**** 提示本文 ****

(意匠登録の要件)
第三条 工業上利用することができる意匠の創作をした者は、次に掲げる意匠を除き、その意匠について意匠登録を受けることができる。
一 意匠登録出願前に日本国内又は外国において公然知られた意匠
二 意匠登録出願前に日本国内又は外国において頒布された刊行物に記載された意匠
2 意匠登録出願前にその意匠の属する分野における通常の知識を有する者が日本国内において広く知られた形状、模様若しくは色彩又はこれらの結合に基いて容易に意匠の創作をすることができたときは、その意匠(前項各号に掲げるものを除く。)については、前項の規定にかかわらず、意匠登録を受けることができない。
(意匠の新規性の喪失の例外)
第四条 意匠登録を受ける権利を有する者の意に反して前条第一項第一号又は第二号に該当するに至つた意匠について、その該当するに至つた日から六月以内にその者が意匠登録出願をしたときは、その意匠は、同項第一号又は第二号に該当するに至らなかつたものとみなす。
2 意匠登録を受ける権利を有する者の行為に起因して前条第一項第一号又は第二号に該当するに至つた意匠について、その該当するに至つた日から六月以内にその者が意匠登録出願をしたときも、前項と同様とする。
3 意匠登録出願に係る意匠について前項の規定の適用を受けようとする者は、その旨を記載した書面を意匠登録出願と同時に特許庁長官に提出し、かつ、その意匠登録出願に係る意匠が同項に規定する意匠であることを証明する書面を意匠登録出願の日から十四日以内に特許庁長官に提出しなければならない。
(意匠登録を受けることができない意匠)
第五条 次に掲げる意匠については、第三条の規定にかかわらず、意匠登録を受けることができない。
一 公の秩序又は善良の風俗を害するおそれがある意匠
二 他人の業務に係る物品と混同を生ずるおそれがある意匠
(意匠登録出願)

**** 表示情報 ****

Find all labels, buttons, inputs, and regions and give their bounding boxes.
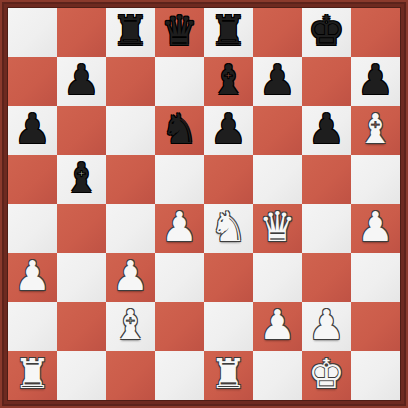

****

▸ 課題: 意匠登録に関する条文の第四条第3項で「証明する書面」を特許庁長官に提出すべき期限を答えてください。

▸ 解答: 意匠登録出願の日から十四日以内です。